* **GIVEN TEXT**
# Using CorelDraw to create Rhinestone designs for Tee's



## tigreyez (Jun 26, 2007)

I design tee shirts and I am trying to create some sample rhinestone tee's to show my customers. I was trying to research online to find the easiest, most economical way to create these samples because trying to order them from a company is costly due to the fact they wont create 1 or 2 samples - they want you to buy in bulk quantity.

I read a post in another forum where a person said that CorelDraw can be used to make the patterns for the rhinestone transfers. Basically I need a software that can generate 2mm dots on the design in uniform order so that I can apply the rhinestones.

I am including a link of what I am trying to explain because I do not think I am doing a great job.

http://www.rhinestonemachine.com/software.php

Can someone please scroll to the bottom and look at the pictures of this particular software and tell me if there is a way I can do this with coreldraw or any oter software?

Thanks.

P.S. - Sorry if I wasnt supposed to post that link but if I'm not please remove it and people can PM for the link.


----------



## Fluid (Jun 20, 2005)

Yep Corel can do it. I posted a mini tutorial on this here as well as in my blog.
CorelDRAW - Fluid Designs Blog


----------



## DeBord1960s (Jul 30, 2007)

I wonder if you can copy the design onto Illustrator and fix them with pointing tips...


----------



## tigreyez (Jun 26, 2007)

DeBord1960s said:


> I wonder if you can copy the design onto Illustrator and fix them with pointing tips...


 
Would Illustrator automatically place the 'dots' or would I have to manually click and place each one myself? I am just afraid that I wont lay them where they are equally spaced apart or straight.

Thanks.


----------



## Fluid (Jun 20, 2005)

guess you nixed DRAW?


----------



## tigreyez (Jun 26, 2007)

Fluid said:


> guess you nixed DRAW?


 
No, in fact I am playing with it now. I guess I know Adobe products a bit better than Corel so you know you are more comfortable with the familiar. But, because I dont allow things to beat me I am trying your tutorial 

Is there a way you could use CorelDraw to make the rhinestone transfers for graphics, such as maybe a strawberry or animal that isnt too complicated?

Thanks.


----------



## tigreyez (Jun 26, 2007)

Fluid said:


> guess you nixed DRAW?

* **PROMPT A**
Name each distinct username that posts in the forum thread on making rhinestone designs.
The forum thread above and the listing after it have no connection to each other.

* **RECORDS SHOWN**
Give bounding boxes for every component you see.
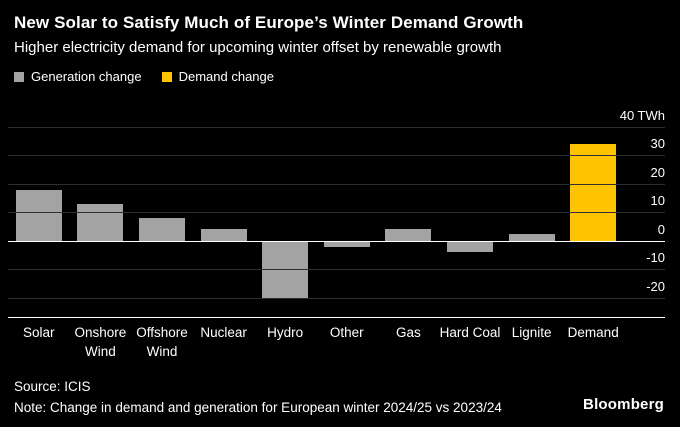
legend-swatch-generation: [14, 71, 24, 82]
bar-hard-coal: [447, 240, 493, 253]
y-tick-label: 0: [657, 221, 665, 237]
y-tick-label: 30: [650, 136, 665, 152]
gridline: [8, 183, 665, 185]
legend-item-generation: Generation change: [14, 69, 142, 84]
x-axis-label: Offshore Wind: [136, 325, 188, 359]
y-tick-label: -20: [646, 279, 665, 294]
zero-line: [8, 240, 665, 242]
y-tick-label: -10: [646, 250, 665, 266]
bar-demand: [570, 143, 617, 241]
y-tick-label: 10: [650, 193, 665, 209]
bar-onshore-wind: [77, 203, 124, 241]
chart-title: New Solar to Satisfy Much of Europe’s Wi…: [14, 13, 524, 32]
x-axis-label: Demand: [567, 325, 619, 340]
gridline: [8, 212, 665, 214]
x-axis-labels: Solar Onshore Wind Offshore Wind Nuclear Hyd…: [8, 324, 624, 366]
gridline: [8, 298, 665, 299]
note-text: Note: Change in demand and generation fo…: [14, 400, 502, 416]
legend: Generation change Demand change: [0, 56, 680, 84]
x-axis-label: Hard Coal: [439, 325, 501, 340]
x-axis-label: Solar: [23, 325, 55, 340]
x-axis-label: Onshore Wind: [74, 325, 127, 359]
legend-label: Demand change: [178, 69, 274, 84]
gridline: [8, 155, 665, 157]
x-axis-line: [8, 317, 665, 318]
legend-item-demand: Demand change: [161, 69, 274, 84]
x-axis-label: Lignite: [511, 325, 552, 340]
bar-solar: [15, 189, 62, 241]
bar-offshore-wind: [139, 218, 185, 241]
bar-other: [323, 240, 370, 247]
bar-nuclear: [200, 229, 247, 241]
y-tick-label: 20: [650, 164, 665, 180]
chart-header: New Solar to Satisfy Much of Europe’s Wi…: [0, 0, 680, 56]
bar-gas: [385, 229, 432, 241]
y-tick-label: 40 TWh: [619, 107, 665, 123]
gridline: [8, 269, 665, 271]
gridline: [8, 126, 665, 128]
x-axis-label: Hydro: [267, 325, 304, 340]
x-axis-label: Other: [329, 325, 364, 340]
legend-label: Generation change: [31, 69, 142, 84]
source-text: Source: ICIS: [14, 379, 91, 395]
bloomberg-logo: Bloomberg: [583, 396, 664, 413]
legend-swatch-demand: [161, 71, 172, 82]
x-axis-label: Nuclear: [200, 325, 247, 340]
footer: Source: ICIS Note: Change in demand and …: [14, 377, 502, 419]
chart-subtitle: Higher electricity demand for upcoming w…: [14, 39, 502, 56]
bars: [8, 121, 624, 318]
x-axis-label: Gas: [396, 325, 421, 340]
bar-lignite: [508, 233, 555, 241]
plot-area: 40 TWh 30 20 10 0 -10 -20: [8, 108, 665, 318]
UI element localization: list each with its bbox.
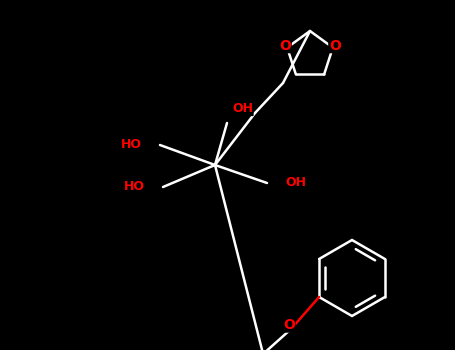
Text: OH: OH <box>285 176 306 189</box>
Text: O: O <box>279 38 291 52</box>
Text: OH: OH <box>232 103 253 116</box>
Text: O: O <box>283 318 295 332</box>
Text: O: O <box>329 38 341 52</box>
Text: HO: HO <box>124 181 145 194</box>
Text: HO: HO <box>121 139 142 152</box>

* **PROMPT B**
Select every line of the listing that contains the string "tick".

* **FULL SOLUTION A**
tigreyez, Fluid, DeBord1960s

* **FULL SOLUTION B**
y-tick-label: 0: [657, 221, 665, 237]
y-tick-label: 30: [650, 136, 665, 152]
y-tick-label: -20: [646, 279, 665, 294]
y-tick-label: -10: [646, 250, 665, 266]
y-tick-label: 10: [650, 193, 665, 209]
y-tick-label: 20: [650, 164, 665, 180]
y-tick-label: 40 TWh: [619, 107, 665, 123]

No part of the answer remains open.